**Problem**
Pick out the lines containing "revenue".

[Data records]

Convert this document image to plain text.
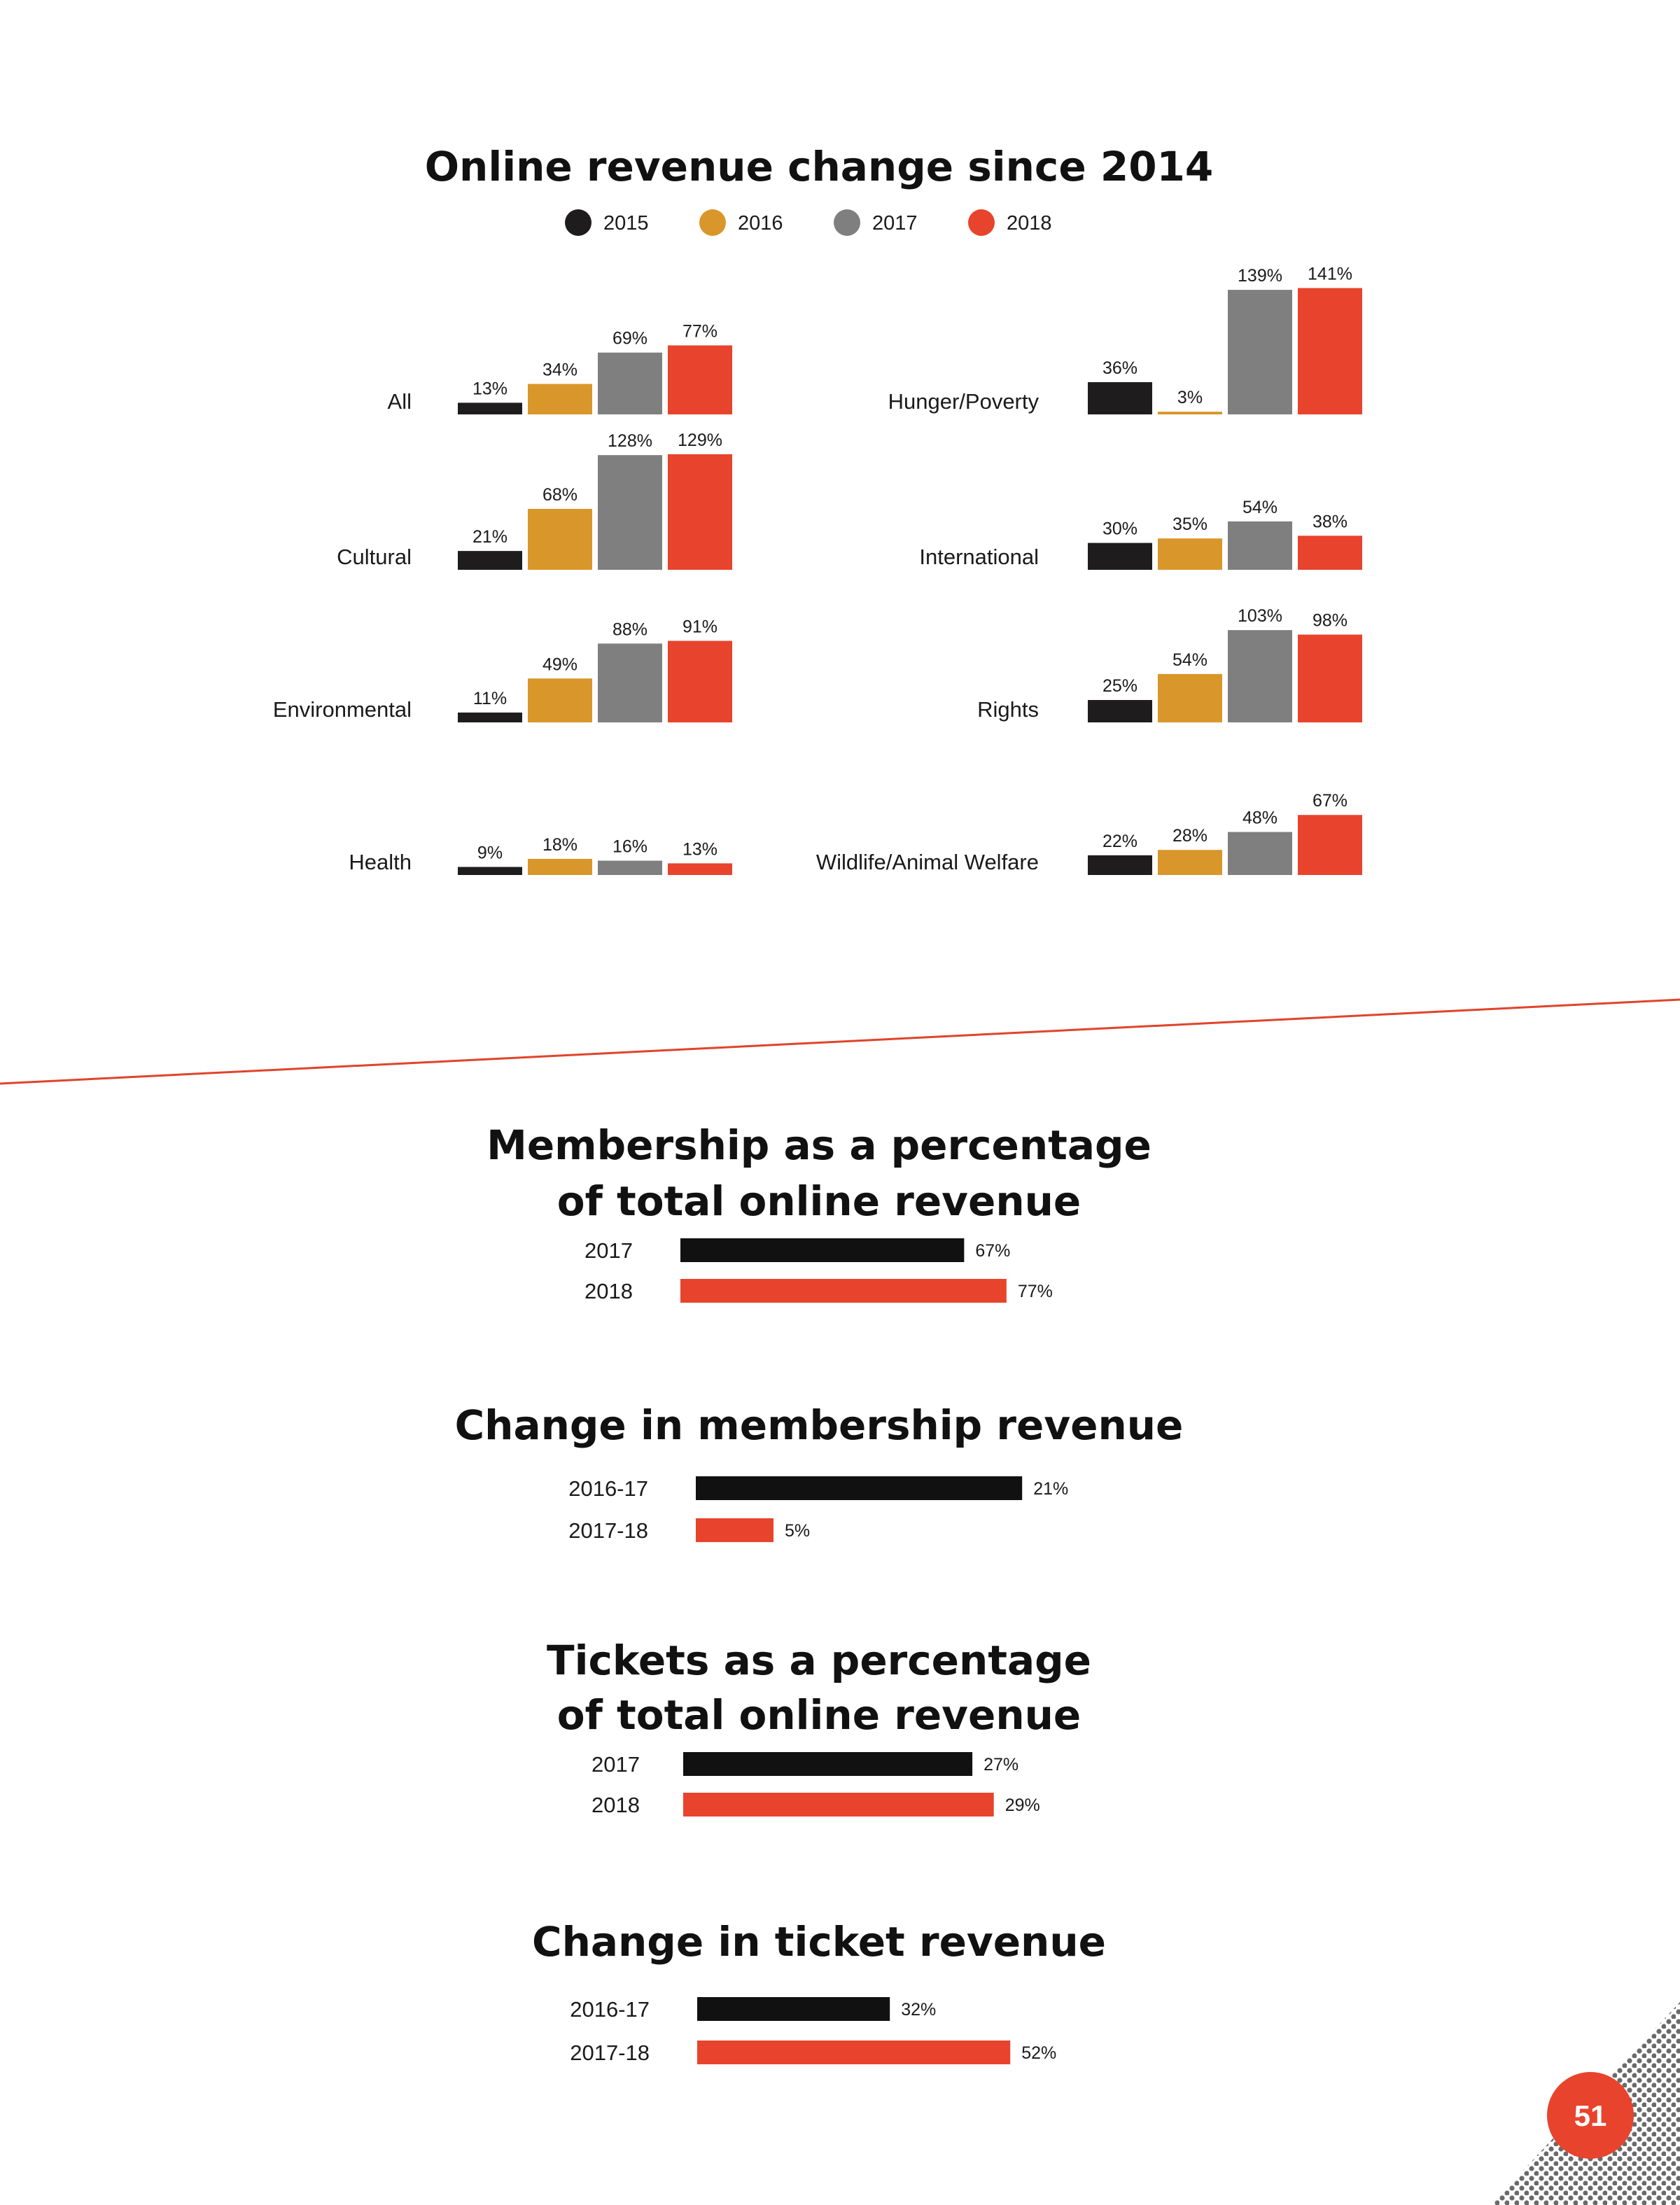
Online revenue change since 2014
2015	2016	2017	2018
All
13%
34%
69% 77%
Cultural
21%
68%
128% 129%
Environmental	11%
49%
88% 91%
Health	9% 18% 16% 13%
Hunger/Poverty
36%
3%
139% 141%
International
30% 35%
54%
38%
Rights
25%
54%
103% 98%
Wildlife/Animal Welfare
22% 28%
48%
67%
Membership as a percentage
of total online revenue
2017	67%
2018	77%
Change in membership revenue
2016-17	21%
2017-18	5%
Tickets as a percentage
of total online revenue
2017	27%
2018	29%
Change in ticket revenue
2016-17	32%
2017-18	52%
51
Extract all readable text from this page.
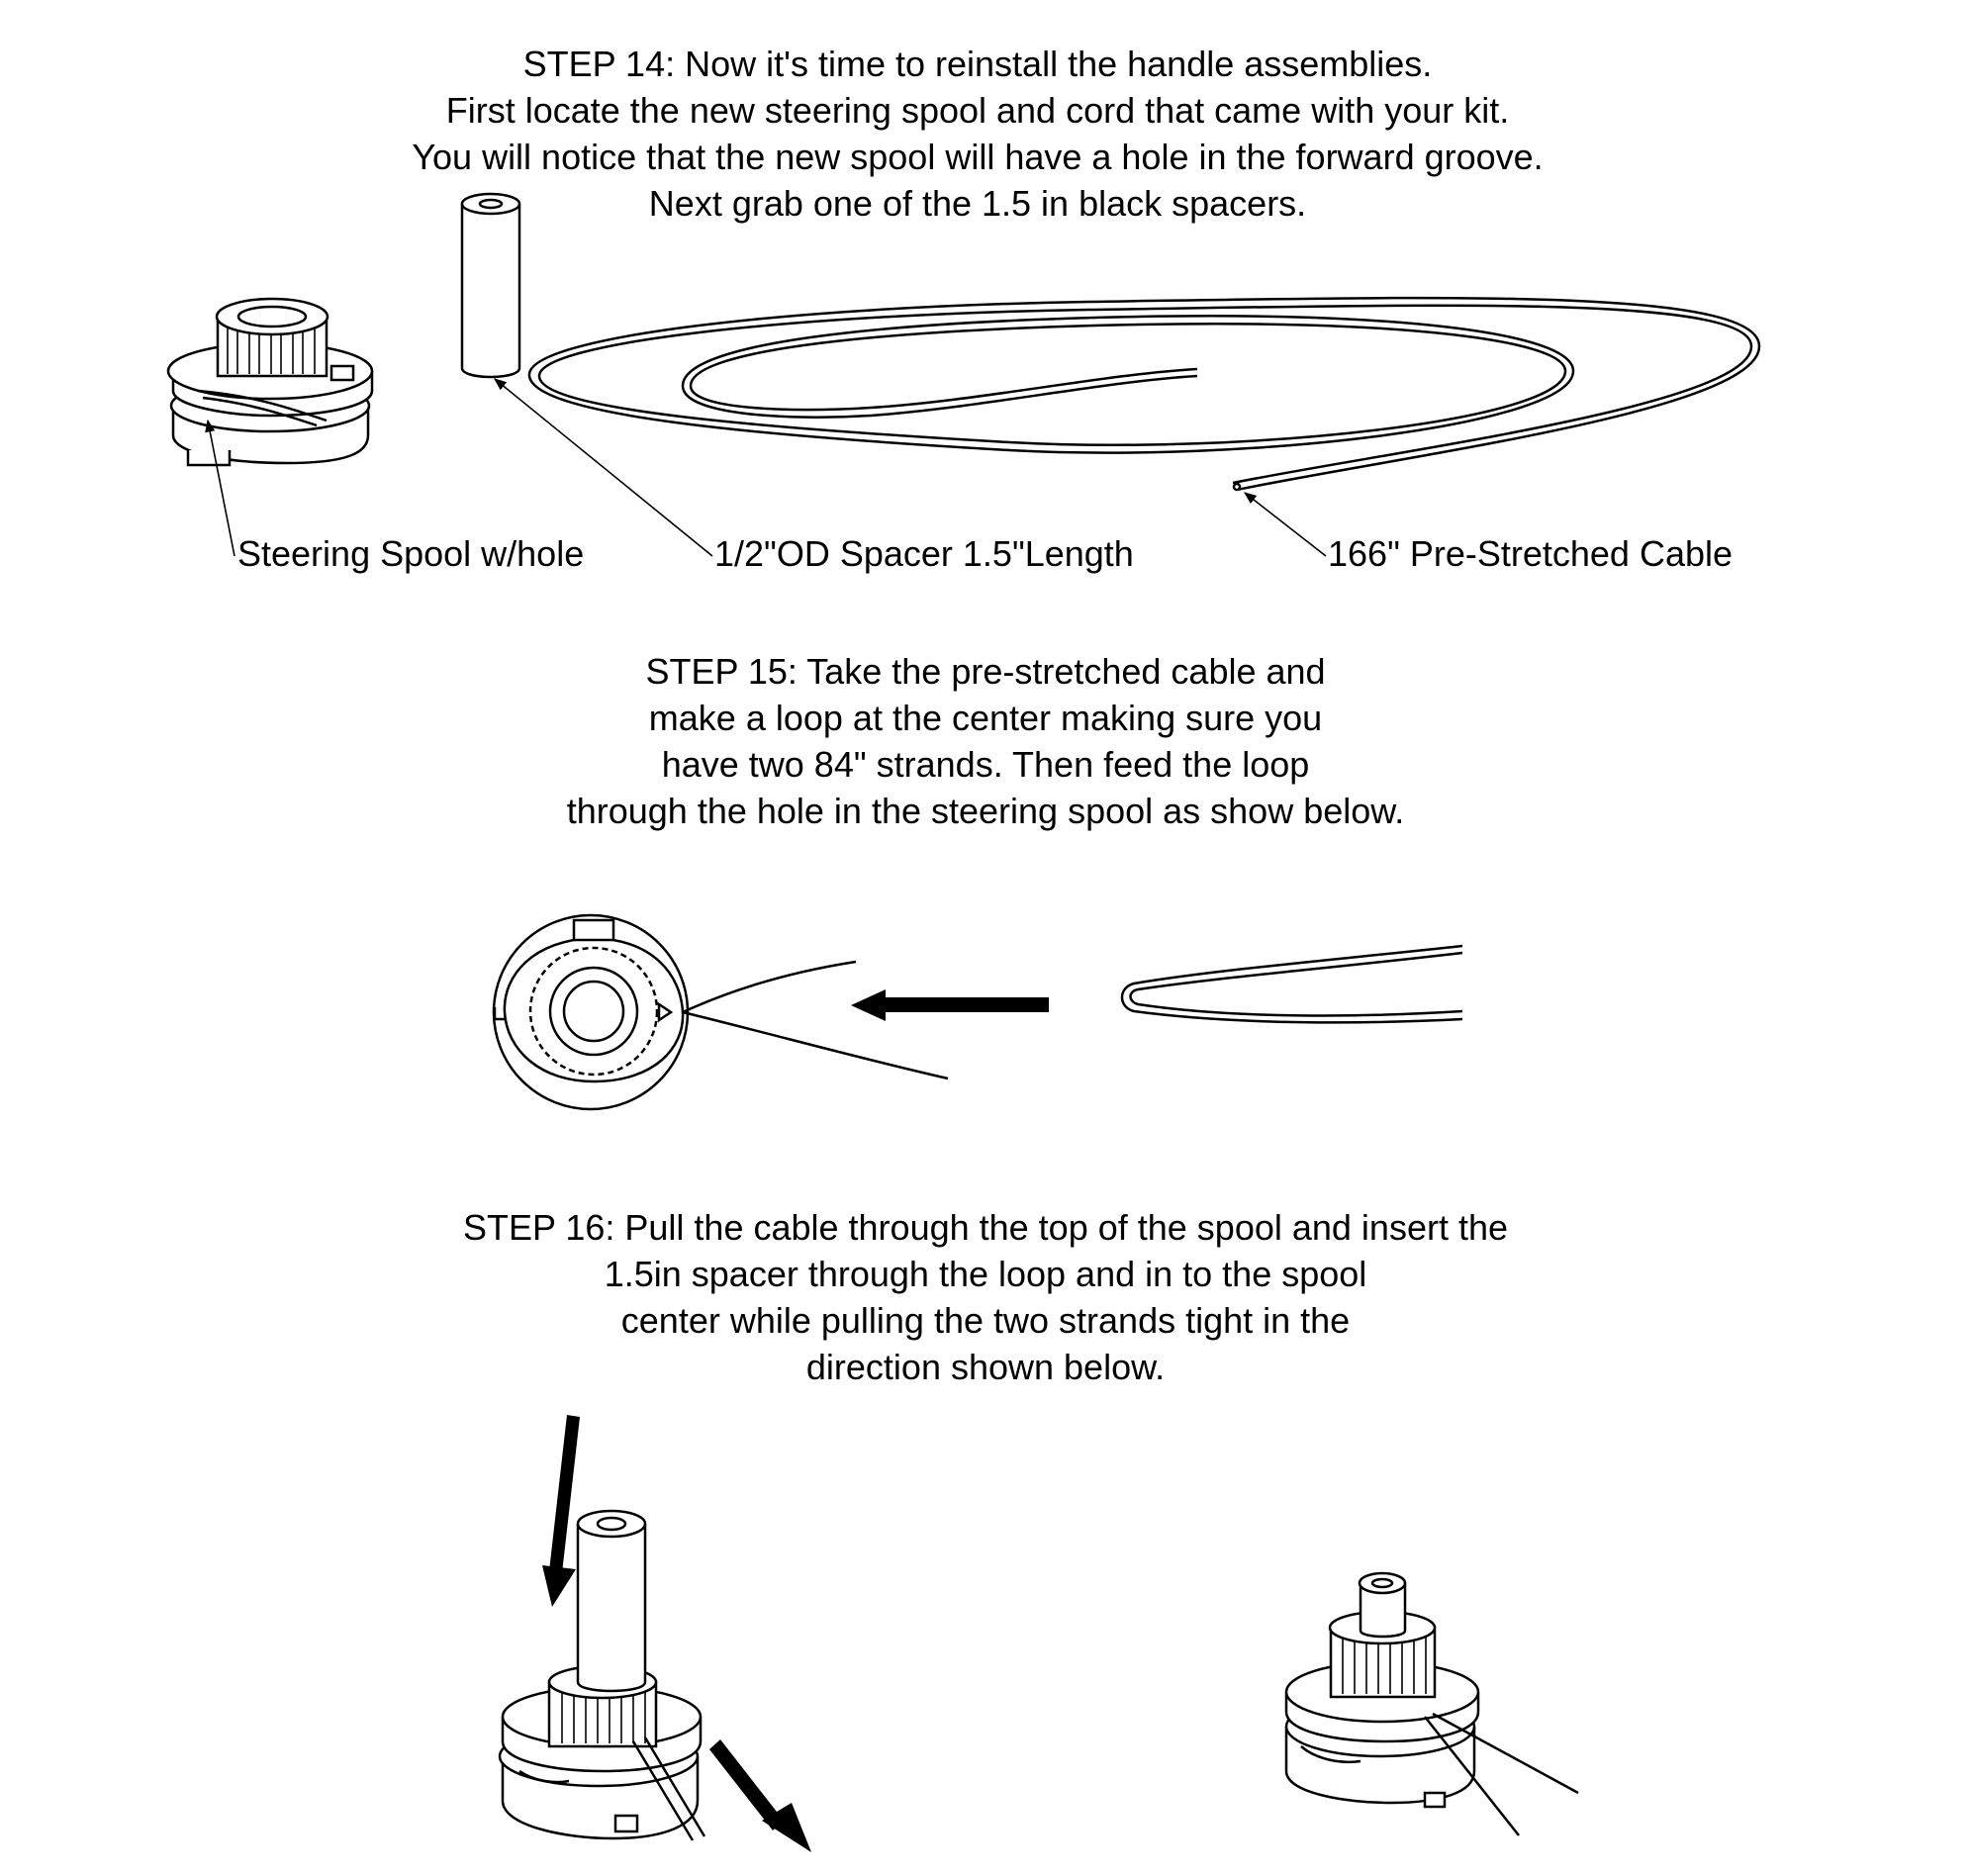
STEP 14: Now it's time to reinstall the handle assemblies.
First locate the new steering spool and cord that came with your kit.
You will notice that the new spool will have a hole in the forward groove.
Next grab one of the 1.5 in black spacers.
Steering Spool w/hole	1/2"OD Spacer 1.5"Length	166" Pre-Stretched Cable
STEP 15: Take the pre-stretched cable and
make a loop at the center making sure you
have two 84" strands. Then feed the loop
through the hole in the steering spool as show below.
STEP 16: Pull the cable through the top of the spool and insert the
1.5in spacer through the loop and in to the spool
center while pulling the two strands tight in the
direction shown below.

**Problem solution**
Online revenue change since 2014
of total online revenue
Change in membership revenue
of total online revenue
Change in ticket revenue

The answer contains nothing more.